Exercise details — Exactly how many lines have the word "market"? Answer with the bare number.

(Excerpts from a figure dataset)

# # # #

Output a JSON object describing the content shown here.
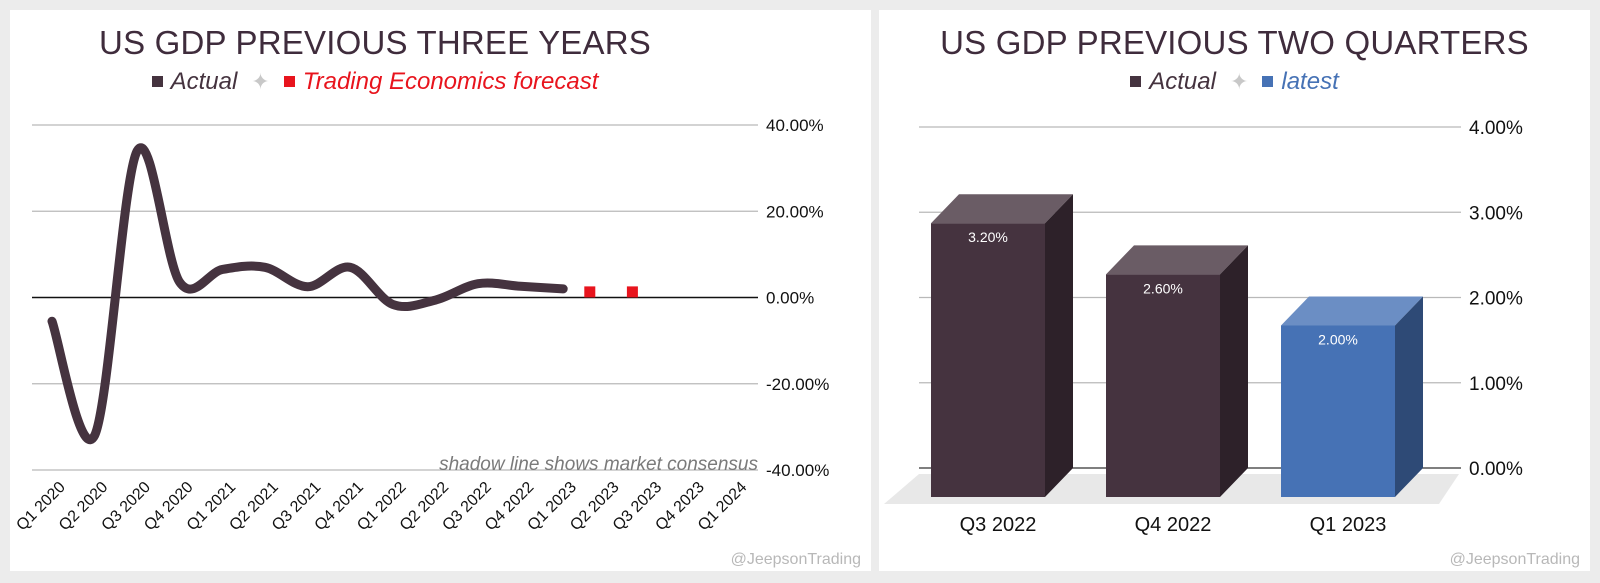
{
  "colors": {
    "actual": "#45333f",
    "forecast": "#e8141d",
    "latest": "#4672b5",
    "grid": "#b9b9b9",
    "zero": "#111111",
    "title": "#3f2c3c"
  },
  "left_panel": {
    "title": "US GDP PREVIOUS THREE YEARS",
    "legend": {
      "actual": "Actual",
      "separator": "✦",
      "forecast": "Trading Economics forecast"
    },
    "annotation": "shadow line shows market consensus",
    "credit": "@JeepsonTrading"
  },
  "right_panel": {
    "title": "US GDP PREVIOUS TWO QUARTERS",
    "legend": {
      "actual": "Actual",
      "separator": "✦",
      "latest": "latest"
    },
    "credit": "@JeepsonTrading"
  },
  "chart_data": [
    {
      "type": "line",
      "title": "US GDP PREVIOUS THREE YEARS",
      "categories": [
        "Q1 2020",
        "Q2 2020",
        "Q3 2020",
        "Q4 2020",
        "Q1 2021",
        "Q2 2021",
        "Q3 2021",
        "Q4 2021",
        "Q1 2022",
        "Q2 2022",
        "Q3 2022",
        "Q4 2022",
        "Q1 2023",
        "Q2 2023",
        "Q3 2023",
        "Q4 2023",
        "Q1 2024"
      ],
      "series": [
        {
          "name": "Actual",
          "values": [
            -5.5,
            -32,
            34,
            3.5,
            6.5,
            7,
            2.5,
            7,
            -1.6,
            -0.6,
            3.2,
            2.6,
            2.0,
            null,
            null,
            null,
            null
          ]
        },
        {
          "name": "Trading Economics forecast",
          "values": [
            null,
            null,
            null,
            null,
            null,
            null,
            null,
            null,
            null,
            null,
            null,
            null,
            null,
            1.3,
            1.3,
            null,
            null
          ]
        }
      ],
      "yticks": [
        "40.00%",
        "20.00%",
        "0.00%",
        "-20.00%",
        "-40.00%"
      ],
      "ylim": [
        -40,
        40
      ],
      "annotation": "shadow line shows market consensus"
    },
    {
      "type": "bar",
      "title": "US GDP PREVIOUS TWO QUARTERS",
      "categories": [
        "Q3 2022",
        "Q4 2022",
        "Q1 2023"
      ],
      "values": [
        3.2,
        2.6,
        2.0
      ],
      "labels": [
        "3.20%",
        "2.60%",
        "2.00%"
      ],
      "series_names": [
        "Actual",
        "Actual",
        "latest"
      ],
      "yticks": [
        "4.00%",
        "3.00%",
        "2.00%",
        "1.00%",
        "0.00%"
      ],
      "ylim": [
        0,
        4
      ]
    }
  ]
}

# # # #

Result — 2